* Extrait *
Rechercher
Rechercher

Moyen Orient et Monde - Analyse

Comment Trump a isolé les États-Unis du reste du monde

En un an, le président américain a contribué à scier la branche sur laquelle son pays était assis depuis des décennies.

Le président américain à la tribune de l’ONU en septembre dernier. Timothy A. Clary/AFP

Les plus optimistes diront que cela aurait pu être pire. Un an après son investiture, le président américain Donald Trump n’a pas autant bouleversé l’échiquier mondial que ses déclarations en tant que candidat le faisaient craindre. Washington est toujours engagé au sein de l’OTAN et a rassuré ses alliés européens et asiatiques quant à ses intentions de pérenniser leur partenariat en matière de défense. L’accord nucléaire avec l’Iran est encore en vie, bien que chancelant. Les relations entre Washington et Pékin ne se sont pas particulièrement dégradées. Le mur censé s’étendre tout au long de sa frontière avec le Mexique est encore considéré comme un projet irréaliste. Et le plus important : malgré les discours va-t-en-guerre, l’Oncle Sam ne s’est pas aventuré dans un nouveau conflit armé au cours de cette année.

Les réalistes, essentiellement des généraux, qui entourent le président américain semblent tout faire pour limiter les dégâts et pour préserver une certaine continuité. Désavoué par son chef à de multiples occasions, le secrétaire d’État américain Rex
Tillerson tente également de calmer le jeu à chaque nouvelle crise et de rassurer tous les alliés. Il est ainsi clair que la diplomatie américaine n’est pas entièrement dépendante du bon-vouloir de son actuel président. Et que celle-ci ne s’inscrit pas en totale rupture vis-vis du mandat précédent sur plusieurs dossiers-clés : relations avec la Chine et la Russie, engagement au sein de l’OTAN, retrait partiel du Moyen-Orient, lutte contre le terrorisme, etc. 


(Lire aussi : Les moments marquants de la turbulente présidence Trump, an 1)


Pour sa première année au pouvoir, le locataire de la Maison-Blanche peut même se targuer de quelques succès, comme la reprise des villes de Raqqa et de Mossoul des mains de l’État islamique – même si en l’occurrence il s’est contenté de poursuivre la stratégie décidée par Barack Obama – ou l’accord avec la Chine sur le renforcement des sanctions contre la Corée du Nord.

* Objectif a *
Transformez en liste numérotée les enregistrements allant de la ligne contenant « List all visible » jusqu'à la ligne contenant « Localize each UI » incluse, sans les lignes vides.

* Données de l'exercice *
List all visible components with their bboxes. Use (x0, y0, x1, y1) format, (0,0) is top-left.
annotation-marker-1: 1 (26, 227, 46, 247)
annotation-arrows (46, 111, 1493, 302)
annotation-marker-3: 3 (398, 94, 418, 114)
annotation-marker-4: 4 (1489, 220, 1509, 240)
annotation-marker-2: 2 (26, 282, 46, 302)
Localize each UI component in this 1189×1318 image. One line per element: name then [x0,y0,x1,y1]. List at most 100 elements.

...

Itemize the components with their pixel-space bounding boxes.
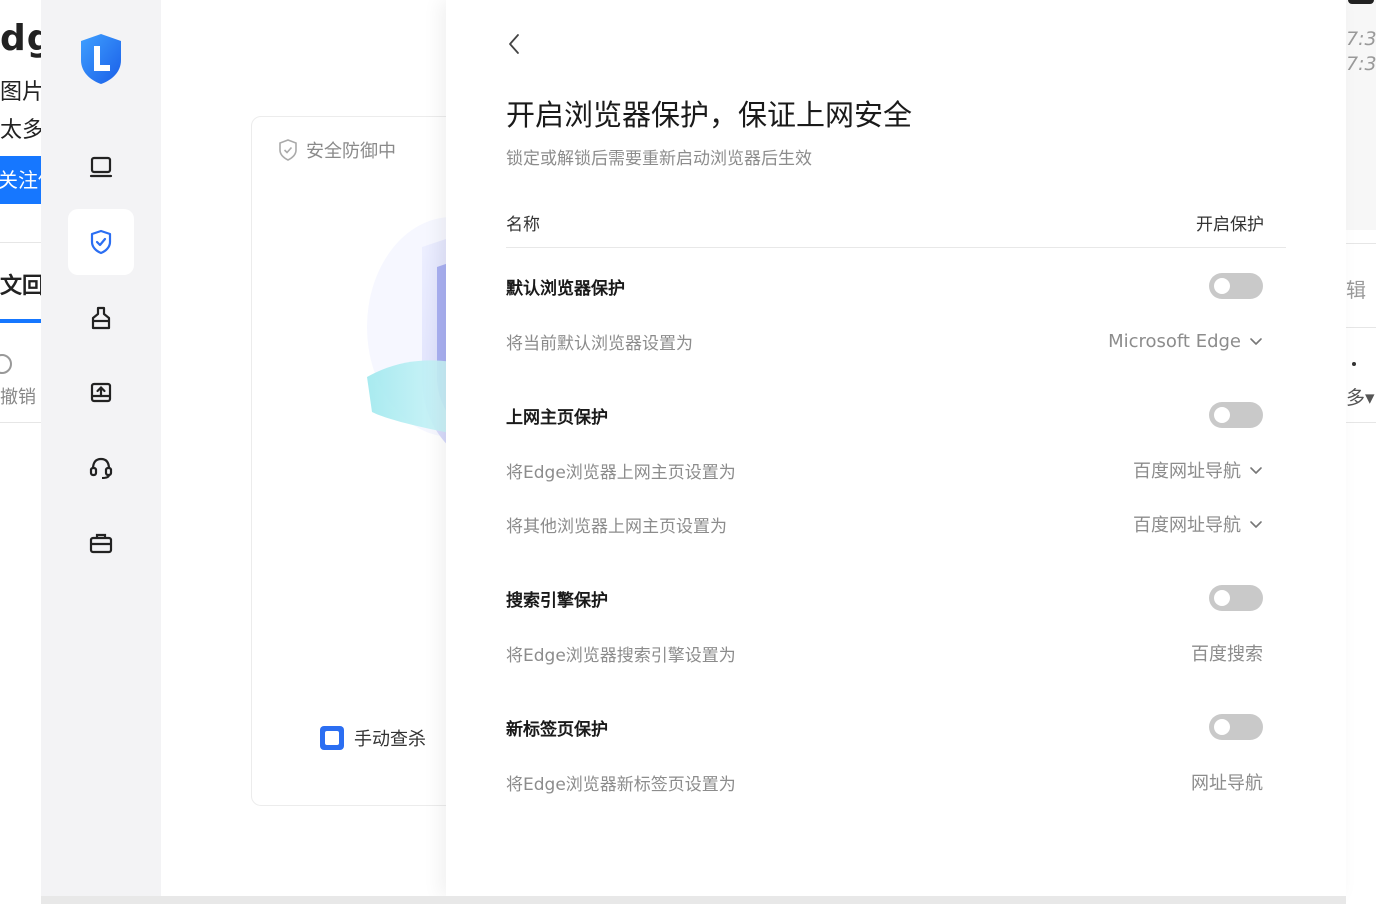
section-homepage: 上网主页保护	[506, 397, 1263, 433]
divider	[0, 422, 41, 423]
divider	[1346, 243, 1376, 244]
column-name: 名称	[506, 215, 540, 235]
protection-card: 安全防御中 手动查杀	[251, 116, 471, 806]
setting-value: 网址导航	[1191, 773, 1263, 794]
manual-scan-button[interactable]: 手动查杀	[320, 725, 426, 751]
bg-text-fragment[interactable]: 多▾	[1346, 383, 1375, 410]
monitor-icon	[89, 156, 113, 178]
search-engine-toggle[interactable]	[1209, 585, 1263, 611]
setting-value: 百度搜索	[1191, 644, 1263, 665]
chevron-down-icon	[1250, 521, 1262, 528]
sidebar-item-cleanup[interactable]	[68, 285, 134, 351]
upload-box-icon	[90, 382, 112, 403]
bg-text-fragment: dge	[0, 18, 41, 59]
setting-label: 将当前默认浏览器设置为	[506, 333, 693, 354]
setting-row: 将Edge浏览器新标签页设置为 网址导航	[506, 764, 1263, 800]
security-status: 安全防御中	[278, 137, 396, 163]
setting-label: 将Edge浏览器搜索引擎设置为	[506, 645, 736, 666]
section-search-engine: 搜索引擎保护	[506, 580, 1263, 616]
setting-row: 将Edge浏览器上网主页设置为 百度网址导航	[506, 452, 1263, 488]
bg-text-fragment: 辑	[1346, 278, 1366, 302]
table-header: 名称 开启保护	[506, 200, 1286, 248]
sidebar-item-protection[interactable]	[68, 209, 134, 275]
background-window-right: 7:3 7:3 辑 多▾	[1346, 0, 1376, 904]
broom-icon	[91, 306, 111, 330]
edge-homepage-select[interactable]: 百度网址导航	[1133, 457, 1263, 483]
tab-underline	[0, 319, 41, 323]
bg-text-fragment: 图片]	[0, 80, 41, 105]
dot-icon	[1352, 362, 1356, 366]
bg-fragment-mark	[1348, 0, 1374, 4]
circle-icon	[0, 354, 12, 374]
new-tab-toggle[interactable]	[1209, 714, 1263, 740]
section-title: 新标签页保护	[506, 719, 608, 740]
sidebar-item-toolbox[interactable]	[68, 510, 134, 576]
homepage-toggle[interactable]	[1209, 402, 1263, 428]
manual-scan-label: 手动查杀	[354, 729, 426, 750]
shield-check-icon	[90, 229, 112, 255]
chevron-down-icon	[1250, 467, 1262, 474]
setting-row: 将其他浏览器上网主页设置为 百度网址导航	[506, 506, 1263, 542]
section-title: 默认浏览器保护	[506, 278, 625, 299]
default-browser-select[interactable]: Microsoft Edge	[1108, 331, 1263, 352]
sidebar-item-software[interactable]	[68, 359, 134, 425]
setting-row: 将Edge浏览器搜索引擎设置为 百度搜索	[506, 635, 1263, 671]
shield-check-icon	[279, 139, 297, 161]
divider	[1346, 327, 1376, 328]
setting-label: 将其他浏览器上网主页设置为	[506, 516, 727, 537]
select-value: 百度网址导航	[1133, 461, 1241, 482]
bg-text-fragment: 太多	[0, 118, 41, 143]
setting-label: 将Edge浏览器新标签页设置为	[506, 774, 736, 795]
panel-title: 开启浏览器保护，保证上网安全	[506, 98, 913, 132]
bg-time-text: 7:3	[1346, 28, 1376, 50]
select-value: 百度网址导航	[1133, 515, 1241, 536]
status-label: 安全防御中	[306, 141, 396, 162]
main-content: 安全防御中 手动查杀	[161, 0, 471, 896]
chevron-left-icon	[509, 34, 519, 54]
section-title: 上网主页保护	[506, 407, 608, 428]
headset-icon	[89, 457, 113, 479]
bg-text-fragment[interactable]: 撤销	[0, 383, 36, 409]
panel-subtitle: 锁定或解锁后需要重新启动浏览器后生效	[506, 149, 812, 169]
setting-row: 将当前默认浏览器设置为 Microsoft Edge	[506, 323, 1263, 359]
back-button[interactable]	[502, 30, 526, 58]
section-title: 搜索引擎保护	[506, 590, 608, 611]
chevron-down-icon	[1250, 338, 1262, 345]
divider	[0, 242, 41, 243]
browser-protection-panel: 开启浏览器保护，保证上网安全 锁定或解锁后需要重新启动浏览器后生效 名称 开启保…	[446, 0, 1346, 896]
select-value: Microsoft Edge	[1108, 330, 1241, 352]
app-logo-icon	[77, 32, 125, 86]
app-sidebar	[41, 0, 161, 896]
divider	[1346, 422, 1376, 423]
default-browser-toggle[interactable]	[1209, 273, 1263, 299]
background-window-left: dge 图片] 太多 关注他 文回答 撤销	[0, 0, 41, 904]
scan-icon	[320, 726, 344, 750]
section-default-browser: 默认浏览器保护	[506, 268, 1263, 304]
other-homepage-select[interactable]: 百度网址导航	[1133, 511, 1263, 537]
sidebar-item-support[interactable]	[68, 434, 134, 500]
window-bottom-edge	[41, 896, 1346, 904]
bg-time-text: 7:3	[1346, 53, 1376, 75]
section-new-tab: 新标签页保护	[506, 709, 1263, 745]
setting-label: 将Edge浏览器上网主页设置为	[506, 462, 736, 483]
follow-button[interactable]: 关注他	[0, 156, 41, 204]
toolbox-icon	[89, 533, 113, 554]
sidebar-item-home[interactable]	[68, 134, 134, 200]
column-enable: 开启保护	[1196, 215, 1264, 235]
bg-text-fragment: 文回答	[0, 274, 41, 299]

* Objectif b *
Répondez à ces questions sur l'article :
(i) En quel mois le président américain se trouvait-il à la tribune de l'ONU sur la photo ?
(ii) Quelles villes ont été reprises à l'État islamique ?
(iii) Avec quel pays un accord a-t-il été conclu sur le renforcement des sanctions contre la Corée du Nord ?

* Corrigé a *
1. List all visible components with their bboxes. Use (x0, y0, x1, y1) format, (0,0) is top-left.
2. annotation-marker-1: 1 (26, 227, 46, 247)
3. annotation-arrows (46, 111, 1493, 302)
4. annotation-marker-3: 3 (398, 94, 418, 114)
5. annotation-marker-4: 4 (1489, 220, 1509, 240)
6. annotation-marker-2: 2 (26, 282, 46, 302)
7. Localize each UI component in this 1189×1318 image. One line per element: name then [x0,y0,x1,y1]. List at most 100 elements.

* Corrigé b *
(i) En septembre.
(ii) Raqqa et Mossoul.
(iii) Avec la Chine.